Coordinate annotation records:
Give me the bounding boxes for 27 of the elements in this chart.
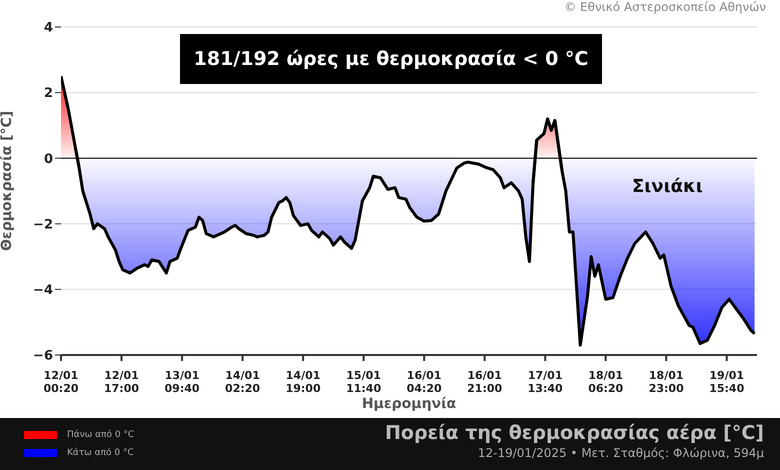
y-tick-label: 2 <box>44 86 53 102</box>
x-tick-label: 14/01 02:20 <box>225 369 260 395</box>
x-tick-label: 12/01 17:00 <box>104 369 140 395</box>
y-tick-label: −6 <box>33 348 53 364</box>
y-tick-label: 4 <box>44 20 53 36</box>
x-tick-label: 18/01 06:20 <box>588 369 624 395</box>
legend-label: Κάτω από 0 °C <box>67 448 134 458</box>
y-tick-label: 0 <box>44 152 53 167</box>
x-tick-label: 18/01 23:00 <box>648 369 684 395</box>
text: 12-19/01/2025 • Μετ. Σταθμός: Φλώρινα, 594μ <box>476 446 764 460</box>
x-tick-label: 16/01 21:00 <box>467 369 503 395</box>
text: Πορεία της θερμοκρασίας αέρα [°C] <box>385 422 764 444</box>
x-tick-label: 17/01 13:40 <box>528 369 564 395</box>
x-axis-title: Ημερομηνία <box>362 396 457 412</box>
text: © Εθνικό Αστεροσκοπείο Αθηνών <box>564 0 766 14</box>
y-tick-label: −4 <box>33 283 53 298</box>
x-tick-label: 13/01 09:40 <box>164 369 200 395</box>
x-tick-label: 15/01 11:40 <box>346 369 382 395</box>
y-axis-title: Θερμοκρασία [°C] <box>0 110 15 251</box>
x-tick-label: 16/01 04:20 <box>406 369 442 395</box>
x-tick-label: 14/01 19:00 <box>286 369 321 395</box>
legend-label: Πάνω από 0 °C <box>67 430 134 440</box>
x-tick-label: 12/01 00:20 <box>43 369 79 395</box>
annotation: Σινιάκι <box>632 176 703 197</box>
y-tick-label: −2 <box>33 217 53 232</box>
x-tick-label: 19/01 15:40 <box>709 369 745 395</box>
annotation: 181/192 ώρες με θερμοκρασία < 0 °C <box>180 34 602 84</box>
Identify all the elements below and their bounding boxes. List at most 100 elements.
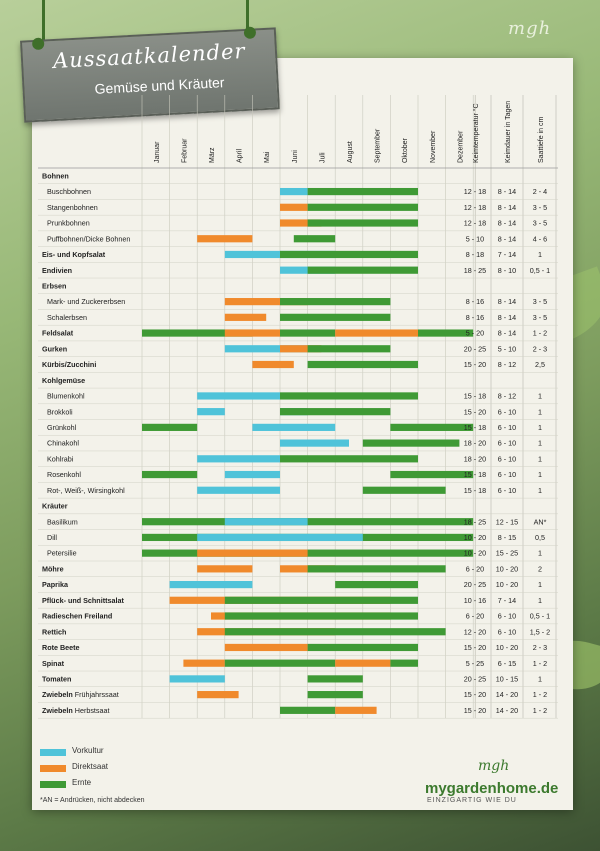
legend-swatch-ernte <box>40 781 66 788</box>
germination-days-value: 12 - 15 <box>496 517 518 526</box>
row-label: Zwiebeln Frühjahrssaat <box>42 690 119 699</box>
row-label: Kohlrabi <box>47 454 74 463</box>
bar-V <box>197 455 280 463</box>
row-label: Petersilie <box>47 549 77 558</box>
temperature-value: 15 - 18 <box>464 486 486 495</box>
month-label: Juli <box>319 152 326 163</box>
bar-D <box>335 329 418 337</box>
germination-days-value: 5 - 10 <box>498 344 516 353</box>
bar-E <box>280 313 391 321</box>
sowing-depth-value: 1 <box>538 486 542 495</box>
temperature-value: 15 - 20 <box>464 407 486 416</box>
germination-days-value: 6 - 15 <box>498 659 516 668</box>
sowing-depth-value: 3 - 5 <box>533 297 547 306</box>
germination-days-value: 10 - 20 <box>496 580 518 589</box>
legend-swatch-direktsaat <box>40 765 66 772</box>
sowing-depth-value: 2,5 <box>535 360 545 369</box>
bar-E <box>280 455 418 463</box>
bar-V <box>197 392 280 400</box>
germination-days-value: 8 - 14 <box>498 219 516 228</box>
row-label: Dill <box>47 533 57 542</box>
germination-days-value: 6 - 10 <box>498 407 516 416</box>
month-label: Mai <box>264 151 271 163</box>
row-label: Paprika <box>42 580 69 589</box>
bar-V <box>197 408 225 416</box>
bar-E <box>307 565 446 573</box>
row-label: Rote Beete <box>42 643 80 652</box>
temperature-value: 15 - 18 <box>464 423 486 432</box>
month-label: November <box>430 130 437 163</box>
bar-E <box>307 266 418 274</box>
bar-E <box>390 470 474 479</box>
calendar-sheet <box>32 58 573 810</box>
sowing-depth-value: 2 <box>538 564 542 573</box>
legend-swatch-vorkultur <box>40 749 66 756</box>
bar-E <box>280 706 336 714</box>
sowing-depth-value: 1 <box>538 675 542 684</box>
bar-E <box>280 298 391 306</box>
germination-days-value: 8 - 14 <box>498 203 516 212</box>
germination-days-value: 7 - 14 <box>498 250 516 259</box>
sowing-depth-value: 2 - 3 <box>533 344 547 353</box>
bar-E <box>362 439 460 447</box>
bar-E <box>307 187 418 196</box>
brand-logo-bottom: mgh <box>478 758 510 774</box>
month-label: Dezember <box>457 130 464 163</box>
row-label: Kohlgemüse <box>42 376 85 385</box>
bar-D <box>197 565 253 573</box>
temperature-value: 8 - 18 <box>466 250 484 259</box>
month-label: Juni <box>292 150 299 163</box>
germination-days-value: 6 - 10 <box>498 486 516 495</box>
month-label: Januar <box>154 141 161 163</box>
bar-E <box>224 596 418 604</box>
temperature-value: 18 - 20 <box>464 439 486 448</box>
month-label: September <box>375 128 382 163</box>
bar-V <box>169 580 253 589</box>
germination-days-value: 8 - 14 <box>498 329 516 338</box>
row-label: Rosenkohl <box>47 470 81 479</box>
bar-D <box>224 313 267 321</box>
bar-E <box>280 329 336 337</box>
bar-V <box>197 533 363 542</box>
bar-V <box>224 470 280 479</box>
germination-days-value: 8 - 14 <box>498 187 516 196</box>
sowing-depth-value: 1 - 2 <box>533 706 547 715</box>
germination-days-value: 7 - 14 <box>498 596 516 605</box>
bar-D <box>183 659 225 667</box>
row-label: Erbsen <box>42 282 66 291</box>
germination-days-value: 10 - 15 <box>496 675 518 684</box>
sowing-depth-value: 4 - 6 <box>533 234 547 243</box>
germination-days-value: 10 - 20 <box>496 643 518 652</box>
sowing-depth-value: 1 <box>538 454 542 463</box>
sowing-depth-value: 3 - 5 <box>533 313 547 322</box>
bar-V <box>280 187 308 196</box>
germination-days-value: 8 - 14 <box>498 313 516 322</box>
sowing-depth-value: 2 - 4 <box>533 187 547 196</box>
sowing-depth-value: 3 - 5 <box>533 219 547 228</box>
germination-days-value: 14 - 20 <box>496 690 518 699</box>
bar-E <box>142 329 253 337</box>
germination-days-value: 8 - 15 <box>498 533 516 542</box>
bar-E <box>418 329 474 337</box>
website-link[interactable]: mygardenhome.de <box>425 780 559 797</box>
bar-E <box>362 486 446 494</box>
bar-E <box>280 250 418 259</box>
legend-label-direktsaat: Direktsaat <box>72 762 109 771</box>
bar-D <box>197 691 239 699</box>
row-label-suffix: Herbstsaat <box>73 706 110 715</box>
bar-E <box>307 643 418 652</box>
temperature-value: 15 - 18 <box>464 392 486 401</box>
bar-E <box>224 612 418 620</box>
bar-D <box>335 706 377 714</box>
temperature-value: 12 - 18 <box>464 219 486 228</box>
temperature-value: 8 - 16 <box>466 297 484 306</box>
germination-days-value: 10 - 20 <box>496 564 518 573</box>
row-label: Basilikum <box>47 517 78 526</box>
brand-logo-top: mgh <box>508 18 552 39</box>
sowing-depth-value: 1 - 2 <box>533 329 547 338</box>
month-label: März <box>209 147 216 163</box>
sowing-depth-value: 1 <box>538 423 542 432</box>
row-label: Blumenkohl <box>47 392 85 401</box>
temperature-value: 10 - 16 <box>464 596 486 605</box>
bar-D <box>335 659 391 667</box>
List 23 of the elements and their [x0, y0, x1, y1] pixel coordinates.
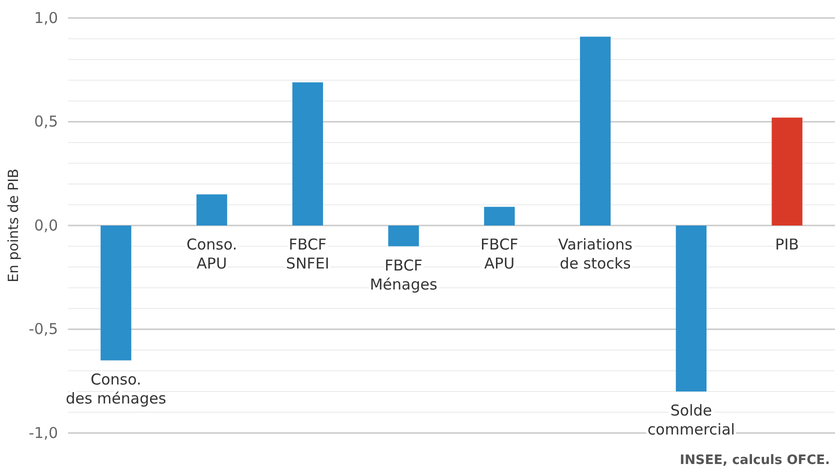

> [Exercise goal] Rewrite the lines from the one containing "legend-swatch-ernte <box>40 781 66 788</box>" through the one containing "month-label: Juli <box>319 152 326 163</box>" as a Markdown table with the columns Row and Line, numbering the rows in order and omitting any blank lines.

> [Finished task]
| Row | Line |
|---|---|
| 1 | legend-swatch-ernte <box>40 781 66 788</box> |
| 2 | germination-days-value: 12 - 15 <box>496 517 518 526</box> |
| 3 | row-label: Zwiebeln Frühjahrssaat <box>42 690 119 699</box> |
| 4 | row-label: Kohlrabi <box>47 454 74 463</box> |
| 5 | bar-V <box>197 455 280 463</box> |
| 6 | row-label: Petersilie <box>47 549 77 558</box> |
| 7 | temperature-value: 15 - 18 <box>464 486 486 495</box> |
| 8 | month-label: Juli <box>319 152 326 163</box> |